-- START OF Provided data --

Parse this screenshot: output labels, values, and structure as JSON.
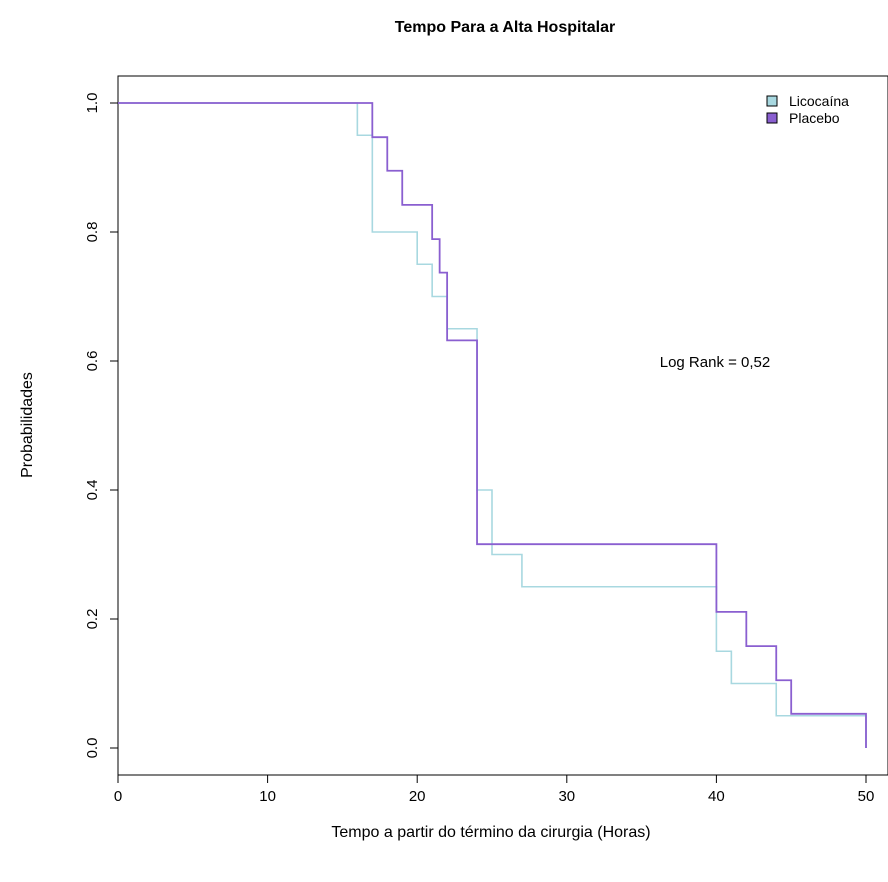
{
  "chart_data": {
    "type": "line",
    "step": true,
    "title": "Tempo Para a Alta Hospitalar",
    "xlabel": "Tempo a partir do término da cirurgia (Horas)",
    "ylabel": "Probabilidades",
    "xlim": [
      0,
      50
    ],
    "ylim": [
      0,
      1
    ],
    "x_ticks": [
      0,
      10,
      20,
      30,
      40,
      50
    ],
    "x_tick_labels": [
      "0",
      "10",
      "20",
      "30",
      "40",
      "50"
    ],
    "y_ticks": [
      0,
      0.2,
      0.4,
      0.6,
      0.8,
      1.0
    ],
    "y_tick_labels": [
      "0.0",
      "0.2",
      "0.4",
      "0.6",
      "0.8",
      "1.0"
    ],
    "grid": false,
    "legend_position": "top-right",
    "annotation": "Log Rank = 0,52",
    "series": [
      {
        "name": "Licocaína",
        "color": "#a8d8e0",
        "x": [
          0,
          16,
          17,
          20,
          21,
          22,
          24,
          25,
          27,
          40,
          41,
          44,
          50
        ],
        "y": [
          1.0,
          0.95,
          0.8,
          0.75,
          0.7,
          0.65,
          0.4,
          0.3,
          0.25,
          0.15,
          0.1,
          0.05,
          0.0
        ]
      },
      {
        "name": "Placebo",
        "color": "#8a5fd0",
        "x": [
          0,
          17,
          18,
          19,
          21,
          21.5,
          22,
          24,
          40,
          42,
          44,
          45,
          50
        ],
        "y": [
          1.0,
          0.947,
          0.895,
          0.842,
          0.789,
          0.737,
          0.632,
          0.316,
          0.211,
          0.158,
          0.105,
          0.053,
          0.0
        ]
      }
    ]
  }
}
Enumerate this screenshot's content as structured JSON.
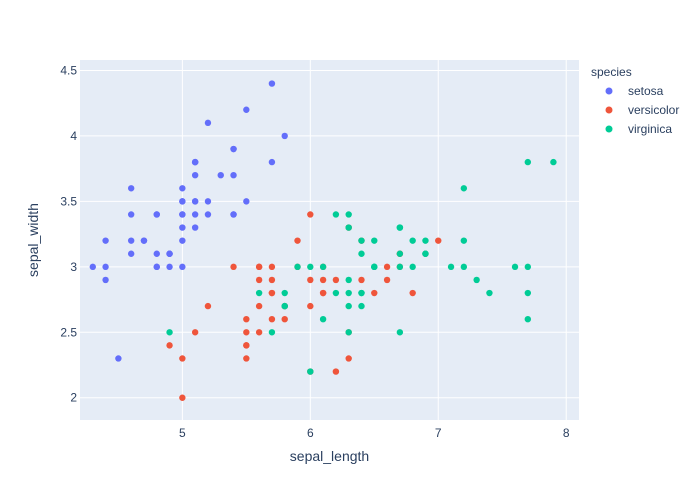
{
  "chart_data": {
    "type": "scatter",
    "title": "",
    "xlabel": "sepal_length",
    "ylabel": "sepal_width",
    "xlim": [
      4.2,
      8.1
    ],
    "ylim": [
      1.83,
      4.58
    ],
    "xticks": [
      5,
      6,
      7,
      8
    ],
    "yticks": [
      2,
      2.5,
      3,
      3.5,
      4,
      4.5
    ],
    "grid": true,
    "legend_title": "species",
    "legend_position": "top-right",
    "series": [
      {
        "name": "setosa",
        "color": "#636efa",
        "points": [
          [
            5.1,
            3.5
          ],
          [
            4.9,
            3.0
          ],
          [
            4.7,
            3.2
          ],
          [
            4.6,
            3.1
          ],
          [
            5.0,
            3.6
          ],
          [
            5.4,
            3.9
          ],
          [
            4.6,
            3.4
          ],
          [
            5.0,
            3.4
          ],
          [
            4.4,
            2.9
          ],
          [
            4.9,
            3.1
          ],
          [
            5.4,
            3.7
          ],
          [
            4.8,
            3.4
          ],
          [
            4.8,
            3.0
          ],
          [
            4.3,
            3.0
          ],
          [
            5.8,
            4.0
          ],
          [
            5.7,
            4.4
          ],
          [
            5.4,
            3.9
          ],
          [
            5.1,
            3.5
          ],
          [
            5.7,
            3.8
          ],
          [
            5.1,
            3.8
          ],
          [
            5.4,
            3.4
          ],
          [
            5.1,
            3.7
          ],
          [
            4.6,
            3.6
          ],
          [
            5.1,
            3.3
          ],
          [
            4.8,
            3.4
          ],
          [
            5.0,
            3.0
          ],
          [
            5.0,
            3.4
          ],
          [
            5.2,
            3.5
          ],
          [
            5.2,
            3.4
          ],
          [
            4.7,
            3.2
          ],
          [
            4.8,
            3.1
          ],
          [
            5.4,
            3.4
          ],
          [
            5.2,
            4.1
          ],
          [
            5.5,
            4.2
          ],
          [
            4.9,
            3.1
          ],
          [
            5.0,
            3.2
          ],
          [
            5.5,
            3.5
          ],
          [
            4.9,
            3.1
          ],
          [
            4.4,
            3.0
          ],
          [
            5.1,
            3.4
          ],
          [
            5.0,
            3.5
          ],
          [
            4.5,
            2.3
          ],
          [
            4.4,
            3.2
          ],
          [
            5.0,
            3.5
          ],
          [
            5.1,
            3.8
          ],
          [
            4.8,
            3.0
          ],
          [
            5.1,
            3.8
          ],
          [
            4.6,
            3.2
          ],
          [
            5.3,
            3.7
          ],
          [
            5.0,
            3.3
          ]
        ]
      },
      {
        "name": "versicolor",
        "color": "#ef553b",
        "points": [
          [
            7.0,
            3.2
          ],
          [
            6.4,
            3.2
          ],
          [
            6.9,
            3.1
          ],
          [
            5.5,
            2.3
          ],
          [
            6.5,
            2.8
          ],
          [
            5.7,
            2.8
          ],
          [
            6.3,
            3.3
          ],
          [
            4.9,
            2.4
          ],
          [
            6.6,
            2.9
          ],
          [
            5.2,
            2.7
          ],
          [
            5.0,
            2.0
          ],
          [
            5.9,
            3.0
          ],
          [
            6.0,
            2.2
          ],
          [
            6.1,
            2.9
          ],
          [
            5.6,
            2.9
          ],
          [
            6.7,
            3.1
          ],
          [
            5.6,
            3.0
          ],
          [
            5.8,
            2.7
          ],
          [
            6.2,
            2.2
          ],
          [
            5.6,
            2.5
          ],
          [
            5.9,
            3.2
          ],
          [
            6.1,
            2.8
          ],
          [
            6.3,
            2.5
          ],
          [
            6.1,
            2.8
          ],
          [
            6.4,
            2.9
          ],
          [
            6.6,
            3.0
          ],
          [
            6.8,
            2.8
          ],
          [
            6.7,
            3.0
          ],
          [
            6.0,
            2.9
          ],
          [
            5.7,
            2.6
          ],
          [
            5.5,
            2.4
          ],
          [
            5.5,
            2.4
          ],
          [
            5.8,
            2.7
          ],
          [
            6.0,
            2.7
          ],
          [
            5.4,
            3.0
          ],
          [
            6.0,
            3.4
          ],
          [
            6.7,
            3.1
          ],
          [
            6.3,
            2.3
          ],
          [
            5.6,
            3.0
          ],
          [
            5.5,
            2.5
          ],
          [
            5.5,
            2.6
          ],
          [
            6.1,
            3.0
          ],
          [
            5.8,
            2.6
          ],
          [
            5.0,
            2.3
          ],
          [
            5.6,
            2.7
          ],
          [
            5.7,
            3.0
          ],
          [
            5.7,
            2.9
          ],
          [
            6.2,
            2.9
          ],
          [
            5.1,
            2.5
          ],
          [
            5.7,
            2.8
          ]
        ]
      },
      {
        "name": "virginica",
        "color": "#00cc96",
        "points": [
          [
            6.3,
            3.3
          ],
          [
            5.8,
            2.7
          ],
          [
            7.1,
            3.0
          ],
          [
            6.3,
            2.9
          ],
          [
            6.5,
            3.0
          ],
          [
            7.6,
            3.0
          ],
          [
            4.9,
            2.5
          ],
          [
            7.3,
            2.9
          ],
          [
            6.7,
            2.5
          ],
          [
            7.2,
            3.6
          ],
          [
            6.5,
            3.2
          ],
          [
            6.4,
            2.7
          ],
          [
            6.8,
            3.0
          ],
          [
            5.7,
            2.5
          ],
          [
            5.8,
            2.8
          ],
          [
            6.4,
            3.2
          ],
          [
            6.5,
            3.0
          ],
          [
            7.7,
            3.8
          ],
          [
            7.7,
            2.6
          ],
          [
            6.0,
            2.2
          ],
          [
            6.9,
            3.2
          ],
          [
            5.6,
            2.8
          ],
          [
            7.7,
            2.8
          ],
          [
            6.3,
            2.7
          ],
          [
            6.7,
            3.3
          ],
          [
            7.2,
            3.2
          ],
          [
            6.2,
            2.8
          ],
          [
            6.1,
            3.0
          ],
          [
            6.4,
            2.8
          ],
          [
            7.2,
            3.0
          ],
          [
            7.4,
            2.8
          ],
          [
            7.9,
            3.8
          ],
          [
            6.4,
            2.8
          ],
          [
            6.3,
            2.8
          ],
          [
            6.1,
            2.6
          ],
          [
            7.7,
            3.0
          ],
          [
            6.3,
            3.4
          ],
          [
            6.4,
            3.1
          ],
          [
            6.0,
            3.0
          ],
          [
            6.9,
            3.1
          ],
          [
            6.7,
            3.1
          ],
          [
            6.9,
            3.1
          ],
          [
            5.8,
            2.7
          ],
          [
            6.8,
            3.2
          ],
          [
            6.7,
            3.3
          ],
          [
            6.7,
            3.0
          ],
          [
            6.3,
            2.5
          ],
          [
            6.5,
            3.0
          ],
          [
            6.2,
            3.4
          ],
          [
            5.9,
            3.0
          ]
        ]
      }
    ]
  }
}
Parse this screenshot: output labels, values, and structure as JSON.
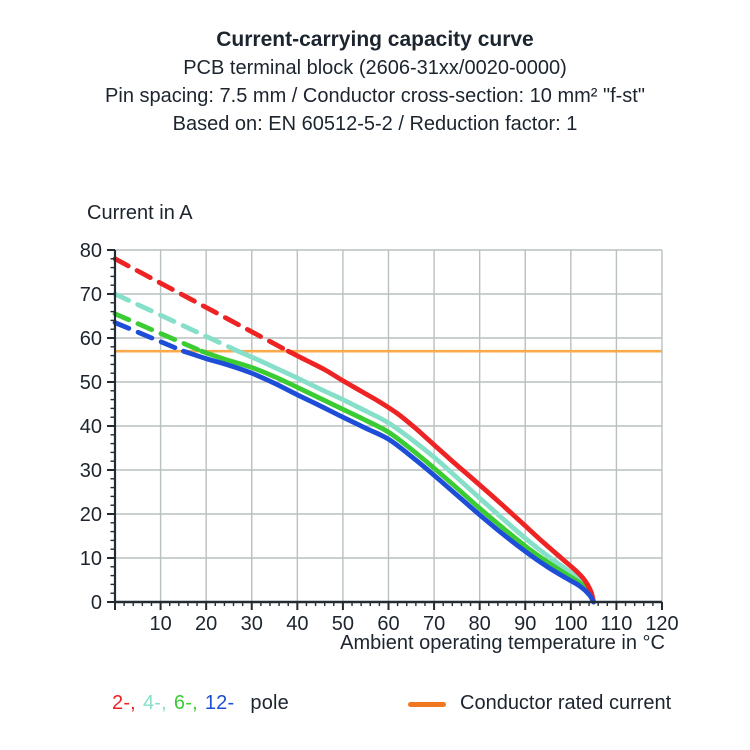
{
  "header": {
    "line1": "Current-carrying capacity curve",
    "line2": "PCB terminal block (2606-31xx/0020-0000)",
    "line3": "Pin spacing: 7.5 mm / Conductor cross-section: 10 mm² \"f-st\"",
    "line4": "Based on: EN 60512-5-2 / Reduction factor: 1"
  },
  "legend": {
    "pole_items": [
      {
        "label": "2-,",
        "color": "#ee2424"
      },
      {
        "label": "4-,",
        "color": "#86dfc8"
      },
      {
        "label": "6-,",
        "color": "#3bcc33"
      },
      {
        "label": "12-",
        "color": "#1e4ed8"
      }
    ],
    "pole_suffix": "pole",
    "rated_label": "Conductor rated current",
    "rated_swatch_color": "#f0761f"
  },
  "chart_data": {
    "type": "line",
    "title": "Current-carrying capacity curve",
    "xlabel": "Ambient operating temperature in °C",
    "ylabel": "Current in A",
    "xlim": [
      0,
      120
    ],
    "ylim": [
      0,
      80
    ],
    "x_major_tick": 10,
    "x_minor_tick": 2,
    "y_major_tick": 10,
    "y_minor_tick": 2,
    "x_tick_labels": [
      10,
      20,
      30,
      40,
      50,
      60,
      70,
      80,
      90,
      100,
      110,
      120
    ],
    "y_tick_labels": [
      0,
      10,
      20,
      30,
      40,
      50,
      60,
      70,
      80
    ],
    "grid": true,
    "grid_color": "#b8c0c0",
    "axis_color": "#232b33",
    "rated_current_A": 57,
    "rated_line_color": "#fbaa4b",
    "note": "Curves are dashed above the conductor rated current (57 A) and solid below it; all poles derate to 0 A at 105 °C",
    "series": [
      {
        "name": "2-pole",
        "color": "#ee2424",
        "dash_to_solid_at_C": 38,
        "dashed": [
          [
            0,
            78
          ],
          [
            38,
            57
          ]
        ],
        "solid": [
          [
            38,
            57
          ],
          [
            42,
            54.9
          ],
          [
            46,
            52.8
          ],
          [
            50,
            50.3
          ],
          [
            54,
            47.9
          ],
          [
            58,
            45.5
          ],
          [
            62,
            42.8
          ],
          [
            66,
            39.4
          ],
          [
            70,
            35.7
          ],
          [
            74,
            32.0
          ],
          [
            78,
            28.4
          ],
          [
            82,
            24.8
          ],
          [
            86,
            21.1
          ],
          [
            90,
            17.3
          ],
          [
            94,
            13.5
          ],
          [
            98,
            9.9
          ],
          [
            101,
            7.2
          ],
          [
            103,
            5.0
          ],
          [
            104.4,
            2.4
          ],
          [
            105,
            0
          ]
        ]
      },
      {
        "name": "4-pole",
        "color": "#86dfc8",
        "dash_to_solid_at_C": 27,
        "dashed": [
          [
            0,
            70
          ],
          [
            27,
            57
          ]
        ],
        "solid": [
          [
            27,
            57
          ],
          [
            31,
            55.2
          ],
          [
            35,
            53.3
          ],
          [
            40,
            50.9
          ],
          [
            45,
            48.4
          ],
          [
            50,
            46.0
          ],
          [
            55,
            43.4
          ],
          [
            60,
            40.7
          ],
          [
            65,
            37.0
          ],
          [
            70,
            32.9
          ],
          [
            75,
            28.3
          ],
          [
            80,
            23.6
          ],
          [
            85,
            19.0
          ],
          [
            90,
            14.5
          ],
          [
            95,
            10.4
          ],
          [
            99,
            7.4
          ],
          [
            102,
            5.1
          ],
          [
            104,
            2.4
          ],
          [
            105,
            0
          ]
        ]
      },
      {
        "name": "6-pole",
        "color": "#3bcc33",
        "dash_to_solid_at_C": 19,
        "dashed": [
          [
            0,
            65.5
          ],
          [
            19,
            57
          ]
        ],
        "solid": [
          [
            19,
            57
          ],
          [
            24,
            55.2
          ],
          [
            30,
            53.3
          ],
          [
            35,
            51.2
          ],
          [
            40,
            48.8
          ],
          [
            45,
            46.3
          ],
          [
            50,
            43.8
          ],
          [
            55,
            41.3
          ],
          [
            60,
            38.6
          ],
          [
            65,
            34.7
          ],
          [
            70,
            30.4
          ],
          [
            75,
            25.9
          ],
          [
            80,
            21.3
          ],
          [
            85,
            16.9
          ],
          [
            90,
            12.7
          ],
          [
            95,
            9.0
          ],
          [
            99,
            6.3
          ],
          [
            102,
            4.3
          ],
          [
            104,
            2.1
          ],
          [
            105,
            0
          ]
        ]
      },
      {
        "name": "12-pole",
        "color": "#1e4ed8",
        "dash_to_solid_at_C": 15,
        "dashed": [
          [
            0,
            63.5
          ],
          [
            15,
            57
          ]
        ],
        "solid": [
          [
            15,
            57
          ],
          [
            20,
            55.3
          ],
          [
            25,
            53.8
          ],
          [
            30,
            52.0
          ],
          [
            35,
            49.7
          ],
          [
            40,
            47.1
          ],
          [
            45,
            44.6
          ],
          [
            50,
            42.0
          ],
          [
            55,
            39.5
          ],
          [
            60,
            37.0
          ],
          [
            65,
            33.1
          ],
          [
            70,
            28.8
          ],
          [
            75,
            24.3
          ],
          [
            80,
            19.8
          ],
          [
            85,
            15.5
          ],
          [
            90,
            11.5
          ],
          [
            95,
            7.9
          ],
          [
            99,
            5.4
          ],
          [
            102,
            3.6
          ],
          [
            104,
            1.7
          ],
          [
            105,
            0
          ]
        ]
      }
    ],
    "legend_entries": [
      "2-, 4-, 6-, 12- pole",
      "Conductor rated current"
    ]
  }
}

-- END OF Provided data --

**What the task asks:** Search the entries for the word "name", then list each line that holds it.

**Reply to the exercise:**
        "name": "Licocaína",
        "name": "Placebo",
        "name": "setosa",
        "name": "versicolor",
        "name": "virginica",
        "name": "2-pole",
        "name": "4-pole",
        "name": "6-pole",
        "name": "12-pole",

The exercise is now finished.